What the task requires
Leave out the pictures and repeat everything else in the records exactly.

<<<<

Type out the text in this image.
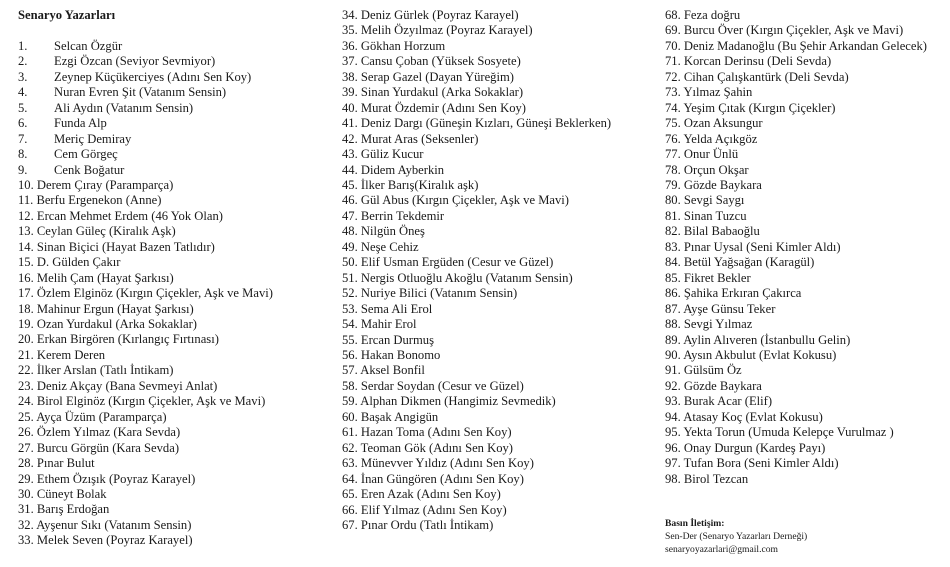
Senaryo Yazarları
1. Selcan Özgür
2. Ezgi Özcan (Seviyor Sevmiyor)
3. Zeynep Küçükerciyes (Adını Sen Koy)
4. Nuran Evren Şit (Vatanım Sensin)
5. Ali Aydın (Vatanım Sensin)
6. Funda Alp
7. Meriç Demiray
8. Cem Görgeç
9. Cenk Boğatur
10. Derem Çıray (Paramparça)
11. Berfu Ergenekon (Anne)
12. Ercan Mehmet Erdem (46 Yok Olan)
13. Ceylan Güleç (Kiralık Aşk)
14. Sinan Biçici (Hayat Bazen Tatlıdır)
15. D. Gülden Çakır
16. Melih Çam (Hayat Şarkısı)
17. Özlem Elginöz (Kırgın Çiçekler, Aşk ve Mavi)
18. Mahinur Ergun (Hayat Şarkısı)
19. Ozan Yurdakul (Arka Sokaklar)
20. Erkan Birgören (Kırlangıç Fırtınası)
21. Kerem Deren
22. İlker Arslan (Tatlı İntikam)
23. Deniz Akçay (Bana Sevmeyi Anlat)
24. Birol Elginöz (Kırgın Çiçekler, Aşk ve Mavi)
25. Ayça Üzüm (Paramparça)
26. Özlem Yılmaz (Kara Sevda)
27. Burcu Görgün (Kara Sevda)
28. Pınar Bulut
29. Ethem Özışık (Poyraz Karayel)
30. Cüneyt Bolak
31. Barış Erdoğan
32. Ayşenur Sıkı (Vatanım Sensin)
33. Melek Seven (Poyraz Karayel)
34. Deniz Gürlek (Poyraz Karayel)
35. Melih Özyılmaz (Poyraz Karayel)
36. Gökhan Horzum
37. Cansu Çoban (Yüksek Sosyete)
38. Serap Gazel (Dayan Yüreğim)
39. Sinan Yurdakul (Arka Sokaklar)
40. Murat Özdemir (Adını Sen Koy)
41. Deniz Dargı (Güneşin Kızları, Güneşi Beklerken)
42. Murat Aras (Seksenler)
43. Güliz Kucur
44. Didem Ayberkin
45. İlker Barış(Kiralık aşk)
46. Gül Abus (Kırgın Çiçekler, Aşk ve Mavi)
47. Berrin Tekdemir
48. Nilgün Öneş
49. Neşe Cehiz
50. Elif Usman Ergüden (Cesur ve Güzel)
51. Nergis Otluoğlu Akoğlu (Vatanım Sensin)
52. Nuriye Bilici (Vatanım Sensin)
53. Sema Ali Erol
54. Mahir Erol
55. Ercan Durmuş
56. Hakan Bonomo
57. Aksel Bonfil
58. Serdar Soydan (Cesur ve Güzel)
59. Alphan Dikmen (Hangimiz Sevmedik)
60. Başak Angigün
61. Hazan Toma (Adını Sen Koy)
62. Teoman Gök (Adını Sen Koy)
63. Münevver Yıldız (Adını Sen Koy)
64. İnan Güngören (Adını Sen Koy)
65. Eren Azak (Adını Sen Koy)
66. Elif Yılmaz (Adını Sen Koy)
67. Pınar Ordu (Tatlı İntikam)
68. Feza doğru
69. Burcu Över (Kırgın Çiçekler, Aşk ve Mavi)
70. Deniz Madanoğlu (Bu Şehir Arkandan Gelecek)
71. Korcan Derinsu (Deli Sevda)
72. Cihan Çalışkantürk (Deli Sevda)
73. Yılmaz Şahin
74. Yeşim Çıtak (Kırgın Çiçekler)
75. Ozan Aksungur
76. Yelda Açıkgöz
77. Onur Ünlü
78. Orçun Okşar
79. Gözde Baykara
80. Sevgi Saygı
81. Sinan Tuzcu
82. Bilal Babaoğlu
83. Pınar Uysal (Seni Kimler Aldı)
84. Betül Yağsağan (Karagül)
85. Fikret Bekler
86. Şahika Erkıran Çakırca
87. Ayşe Günsu Teker
88. Sevgi Yılmaz
89. Aylin Alıveren (İstanbullu Gelin)
90. Aysın Akbulut (Evlat Kokusu)
91. Gülsüm Öz
92. Gözde Baykara
93. Burak Acar (Elif)
94. Atasay Koç (Evlat Kokusu)
95. Yekta Torun (Umuda Kelepçe Vurulmaz )
96. Onay Durgun (Kardeş Payı)
97. Tufan Bora (Seni Kimler Aldı)
98. Birol Tezcan
Basın İletişim:
Sen-Der (Senaryo Yazarları Derneği)
senaryoyazarlari@gmail.com
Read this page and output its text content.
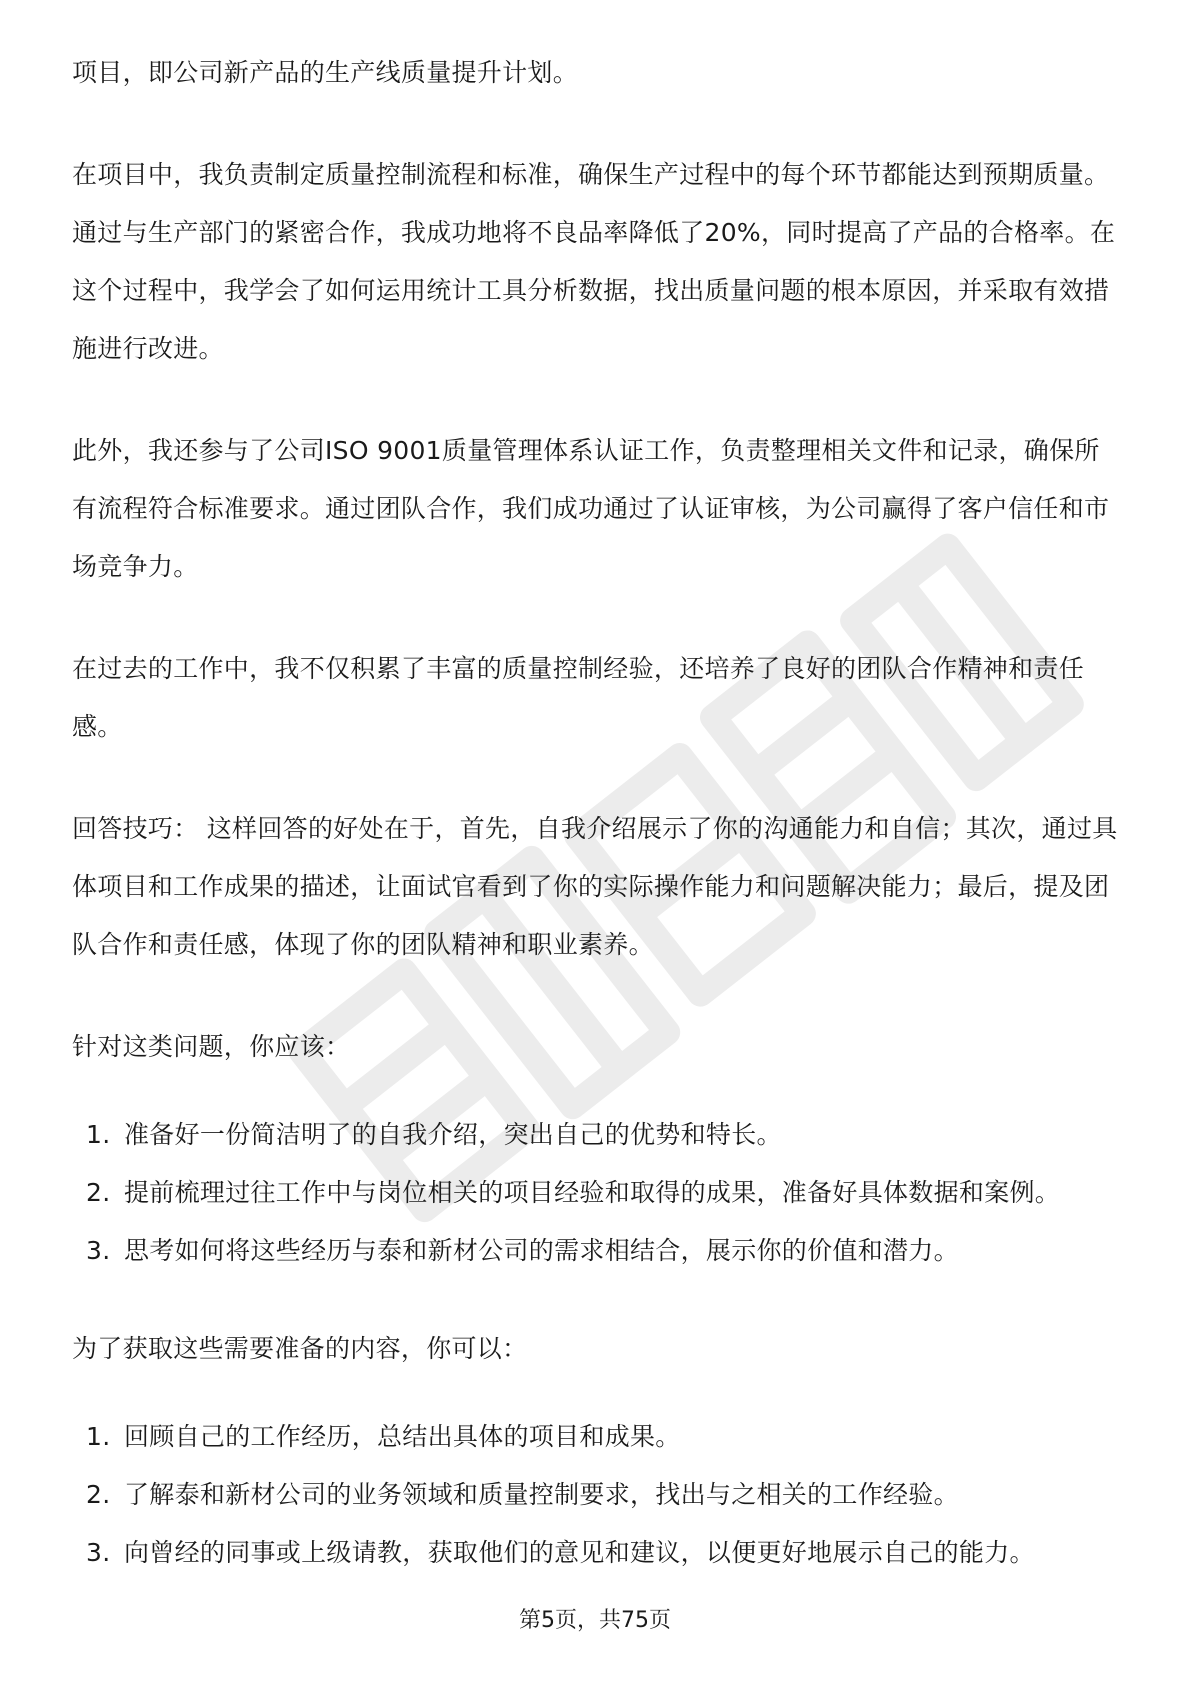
项目，即公司新产品的生产线质量提升计划。

在项目中，我负责制定质量控制流程和标准，确保生产过程中的每个环节都能达到预期质量。通过与生产部门的紧密合作，我成功地将不良品率降低了20%，同时提高了产品的合格率。在这个过程中，我学会了如何运用统计工具分析数据，找出质量问题的根本原因，并采取有效措施进行改进。

此外，我还参与了公司ISO 9001质量管理体系认证工作，负责整理相关文件和记录，确保所有流程符合标准要求。通过团队合作，我们成功通过了认证审核，为公司赢得了客户信任和市场竞争力。

在过去的工作中，我不仅积累了丰富的质量控制经验，还培养了良好的团队合作精神和责任感。

回答技巧： 这样回答的好处在于，首先，自我介绍展示了你的沟通能力和自信；其次，通过具体项目和工作成果的描述，让面试官看到了你的实际操作能力和问题解决能力；最后，提及团队合作和责任感，体现了你的团队精神和职业素养。

针对这类问题，你应该：

1. 准备好一份简洁明了的自我介绍，突出自己的优势和特长。
2. 提前梳理过往工作中与岗位相关的项目经验和取得的成果，准备好具体数据和案例。
3. 思考如何将这些经历与泰和新材公司的需求相结合，展示你的价值和潜力。

为了获取这些需要准备的内容，你可以：

1. 回顾自己的工作经历，总结出具体的项目和成果。
2. 了解泰和新材公司的业务领域和质量控制要求，找出与之相关的工作经验。
3. 向曾经的同事或上级请教，获取他们的意见和建议，以便更好地展示自己的能力。
第5页，共75页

>>>>

Finished task
Type out the text in this image.
Senaryo Yazarları
1. Selcan Özgür
2. Ezgi Özcan (Seviyor Sevmiyor)
3. Zeynep Küçükerciyes (Adını Sen Koy)
4. Nuran Evren Şit (Vatanım Sensin)
5. Ali Aydın (Vatanım Sensin)
6. Funda Alp
7. Meriç Demiray
8. Cem Görgeç
9. Cenk Boğatur
10. Derem Çıray (Paramparça)
11. Berfu Ergenekon (Anne)
12. Ercan Mehmet Erdem (46 Yok Olan)
13. Ceylan Güleç (Kiralık Aşk)
14. Sinan Biçici (Hayat Bazen Tatlıdır)
15. D. Gülden Çakır
16. Melih Çam (Hayat Şarkısı)
17. Özlem Elginöz (Kırgın Çiçekler, Aşk ve Mavi)
18. Mahinur Ergun (Hayat Şarkısı)
19. Ozan Yurdakul (Arka Sokaklar)
20. Erkan Birgören (Kırlangıç Fırtınası)
21. Kerem Deren
22. İlker Arslan (Tatlı İntikam)
23. Deniz Akçay (Bana Sevmeyi Anlat)
24. Birol Elginöz (Kırgın Çiçekler, Aşk ve Mavi)
25. Ayça Üzüm (Paramparça)
26. Özlem Yılmaz (Kara Sevda)
27. Burcu Görgün (Kara Sevda)
28. Pınar Bulut
29. Ethem Özışık (Poyraz Karayel)
30. Cüneyt Bolak
31. Barış Erdoğan
32. Ayşenur Sıkı (Vatanım Sensin)
33. Melek Seven (Poyraz Karayel)
34. Deniz Gürlek (Poyraz Karayel)
35. Melih Özyılmaz (Poyraz Karayel)
36. Gökhan Horzum
37. Cansu Çoban (Yüksek Sosyete)
38. Serap Gazel (Dayan Yüreğim)
39. Sinan Yurdakul (Arka Sokaklar)
40. Murat Özdemir (Adını Sen Koy)
41. Deniz Dargı (Güneşin Kızları, Güneşi Beklerken)
42. Murat Aras (Seksenler)
43. Güliz Kucur
44. Didem Ayberkin
45. İlker Barış(Kiralık aşk)
46. Gül Abus (Kırgın Çiçekler, Aşk ve Mavi)
47. Berrin Tekdemir
48. Nilgün Öneş
49. Neşe Cehiz
50. Elif Usman Ergüden (Cesur ve Güzel)
51. Nergis Otluoğlu Akoğlu (Vatanım Sensin)
52. Nuriye Bilici (Vatanım Sensin)
53. Sema Ali Erol
54. Mahir Erol
55. Ercan Durmuş
56. Hakan Bonomo
57. Aksel Bonfil
58. Serdar Soydan (Cesur ve Güzel)
59. Alphan Dikmen (Hangimiz Sevmedik)
60. Başak Angigün
61. Hazan Toma (Adını Sen Koy)
62. Teoman Gök (Adını Sen Koy)
63. Münevver Yıldız (Adını Sen Koy)
64. İnan Güngören (Adını Sen Koy)
65. Eren Azak (Adını Sen Koy)
66. Elif Yılmaz (Adını Sen Koy)
67. Pınar Ordu (Tatlı İntikam)
68. Feza doğru
69. Burcu Över (Kırgın Çiçekler, Aşk ve Mavi)
70. Deniz Madanoğlu (Bu Şehir Arkandan Gelecek)
71. Korcan Derinsu (Deli Sevda)
72. Cihan Çalışkantürk (Deli Sevda)
73. Yılmaz Şahin
74. Yeşim Çıtak (Kırgın Çiçekler)
75. Ozan Aksungur
76. Yelda Açıkgöz
77. Onur Ünlü
78. Orçun Okşar
79. Gözde Baykara
80. Sevgi Saygı
81. Sinan Tuzcu
82. Bilal Babaoğlu
83. Pınar Uysal (Seni Kimler Aldı)
84. Betül Yağsağan (Karagül)
85. Fikret Bekler
86. Şahika Erkıran Çakırca
87. Ayşe Günsu Teker
88. Sevgi Yılmaz
89. Aylin Alıveren (İstanbullu Gelin)
90. Aysın Akbulut (Evlat Kokusu)
91. Gülsüm Öz
92. Gözde Baykara
93. Burak Acar (Elif)
94. Atasay Koç (Evlat Kokusu)
95. Yekta Torun (Umuda Kelepçe Vurulmaz )
96. Onay Durgun (Kardeş Payı)
97. Tufan Bora (Seni Kimler Aldı)
98. Birol Tezcan
Basın İletişim:
Sen-Der (Senaryo Yazarları Derneği)
senaryoyazarlari@gmail.com
Read this page and output its text content.
项目，即公司新产品的生产线质量提升计划。

在项目中，我负责制定质量控制流程和标准，确保生产过程中的每个环节都能达到预期质量。通过与生产部门的紧密合作，我成功地将不良品率降低了20%，同时提高了产品的合格率。在这个过程中，我学会了如何运用统计工具分析数据，找出质量问题的根本原因，并采取有效措施进行改进。

此外，我还参与了公司ISO 9001质量管理体系认证工作，负责整理相关文件和记录，确保所有流程符合标准要求。通过团队合作，我们成功通过了认证审核，为公司赢得了客户信任和市场竞争力。

在过去的工作中，我不仅积累了丰富的质量控制经验，还培养了良好的团队合作精神和责任感。

回答技巧： 这样回答的好处在于，首先，自我介绍展示了你的沟通能力和自信；其次，通过具体项目和工作成果的描述，让面试官看到了你的实际操作能力和问题解决能力；最后，提及团队合作和责任感，体现了你的团队精神和职业素养。

针对这类问题，你应该：

1. 准备好一份简洁明了的自我介绍，突出自己的优势和特长。
2. 提前梳理过往工作中与岗位相关的项目经验和取得的成果，准备好具体数据和案例。
3. 思考如何将这些经历与泰和新材公司的需求相结合，展示你的价值和潜力。

为了获取这些需要准备的内容，你可以：

1. 回顾自己的工作经历，总结出具体的项目和成果。
2. 了解泰和新材公司的业务领域和质量控制要求，找出与之相关的工作经验。
3. 向曾经的同事或上级请教，获取他们的意见和建议，以便更好地展示自己的能力。
第5页，共75页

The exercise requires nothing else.